Data excerpts
· · · · ·

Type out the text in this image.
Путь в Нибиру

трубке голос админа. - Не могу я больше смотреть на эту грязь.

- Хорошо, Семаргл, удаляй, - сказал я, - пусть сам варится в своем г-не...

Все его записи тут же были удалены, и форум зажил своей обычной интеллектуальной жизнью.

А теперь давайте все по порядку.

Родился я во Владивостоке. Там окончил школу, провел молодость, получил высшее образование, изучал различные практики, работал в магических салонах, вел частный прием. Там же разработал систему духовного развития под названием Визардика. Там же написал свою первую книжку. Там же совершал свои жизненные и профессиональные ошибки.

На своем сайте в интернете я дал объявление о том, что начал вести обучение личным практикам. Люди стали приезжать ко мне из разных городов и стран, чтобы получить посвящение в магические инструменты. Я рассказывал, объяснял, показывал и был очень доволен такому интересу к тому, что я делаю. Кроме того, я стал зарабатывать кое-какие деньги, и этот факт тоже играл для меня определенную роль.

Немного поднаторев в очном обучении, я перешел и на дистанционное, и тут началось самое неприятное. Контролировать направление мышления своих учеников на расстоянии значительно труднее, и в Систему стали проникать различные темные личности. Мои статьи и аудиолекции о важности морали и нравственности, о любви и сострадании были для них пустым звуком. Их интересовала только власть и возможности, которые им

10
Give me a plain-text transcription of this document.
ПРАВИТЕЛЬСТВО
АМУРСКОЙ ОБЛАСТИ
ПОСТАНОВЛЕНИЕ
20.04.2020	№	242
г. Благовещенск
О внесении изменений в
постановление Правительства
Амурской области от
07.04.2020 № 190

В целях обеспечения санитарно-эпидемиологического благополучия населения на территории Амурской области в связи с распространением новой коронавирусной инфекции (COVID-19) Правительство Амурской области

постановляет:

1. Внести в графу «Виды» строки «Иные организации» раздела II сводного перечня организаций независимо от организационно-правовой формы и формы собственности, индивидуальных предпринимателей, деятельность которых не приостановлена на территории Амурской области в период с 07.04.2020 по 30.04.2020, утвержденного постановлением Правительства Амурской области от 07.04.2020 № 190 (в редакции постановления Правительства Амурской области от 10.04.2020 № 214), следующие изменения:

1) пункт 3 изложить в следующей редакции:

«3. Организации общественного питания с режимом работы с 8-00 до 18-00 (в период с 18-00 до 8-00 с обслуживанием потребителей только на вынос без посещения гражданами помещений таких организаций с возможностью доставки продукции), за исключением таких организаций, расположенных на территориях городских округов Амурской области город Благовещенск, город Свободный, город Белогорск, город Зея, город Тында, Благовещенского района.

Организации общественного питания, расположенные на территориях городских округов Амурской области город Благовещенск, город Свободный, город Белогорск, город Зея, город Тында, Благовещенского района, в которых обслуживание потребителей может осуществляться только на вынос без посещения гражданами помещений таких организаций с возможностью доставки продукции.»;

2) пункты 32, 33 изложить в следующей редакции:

· · · · ·

*Exercise details*
Restate the whole listing exactly.

*Task solution*
Type out the text in this image.
Путь в Нибиру

трубке голос админа. - Не могу я больше смотреть на эту грязь.

- Хорошо, Семаргл, удаляй, - сказал я, - пусть сам варится в своем г-не...

Все его записи тут же были удалены, и форум зажил своей обычной интеллектуальной жизнью.

А теперь давайте все по порядку.

Родился я во Владивостоке. Там окончил школу, провел молодость, получил высшее образование, изучал различные практики, работал в магических салонах, вел частный прием. Там же разработал систему духовного развития под названием Визардика. Там же написал свою первую книжку. Там же совершал свои жизненные и профессиональные ошибки.

На своем сайте в интернете я дал объявление о том, что начал вести обучение личным практикам. Люди стали приезжать ко мне из разных городов и стран, чтобы получить посвящение в магические инструменты. Я рассказывал, объяснял, показывал и был очень доволен такому интересу к тому, что я делаю. Кроме того, я стал зарабатывать кое-какие деньги, и этот факт тоже играл для меня определенную роль.

Немного поднаторев в очном обучении, я перешел и на дистанционное, и тут началось самое неприятное. Контролировать направление мышления своих учеников на расстоянии значительно труднее, и в Систему стали проникать различные темные личности. Мои статьи и аудиолекции о важности морали и нравственности, о любви и сострадании были для них пустым звуком. Их интересовала только власть и возможности, которые им

10
Give me a plain-text transcription of this document.
ПРАВИТЕЛЬСТВО
АМУРСКОЙ ОБЛАСТИ
ПОСТАНОВЛЕНИЕ
20.04.2020	№	242
г. Благовещенск
О внесении изменений в
постановление Правительства
Амурской области от
07.04.2020 № 190

В целях обеспечения санитарно-эпидемиологического благополучия населения на территории Амурской области в связи с распространением новой коронавирусной инфекции (COVID-19) Правительство Амурской области

постановляет:

1. Внести в графу «Виды» строки «Иные организации» раздела II сводного перечня организаций независимо от организационно-правовой формы и формы собственности, индивидуальных предпринимателей, деятельность которых не приостановлена на территории Амурской области в период с 07.04.2020 по 30.04.2020, утвержденного постановлением Правительства Амурской области от 07.04.2020 № 190 (в редакции постановления Правительства Амурской области от 10.04.2020 № 214), следующие изменения:

1) пункт 3 изложить в следующей редакции:

«3. Организации общественного питания с режимом работы с 8-00 до 18-00 (в период с 18-00 до 8-00 с обслуживанием потребителей только на вынос без посещения гражданами помещений таких организаций с возможностью доставки продукции), за исключением таких организаций, расположенных на территориях городских округов Амурской области город Благовещенск, город Свободный, город Белогорск, город Зея, город Тында, Благовещенского района.

Организации общественного питания, расположенные на территориях городских округов Амурской области город Благовещенск, город Свободный, город Белогорск, город Зея, город Тында, Благовещенского района, в которых обслуживание потребителей может осуществляться только на вынос без посещения гражданами помещений таких организаций с возможностью доставки продукции.»;

2) пункты 32, 33 изложить в следующей редакции:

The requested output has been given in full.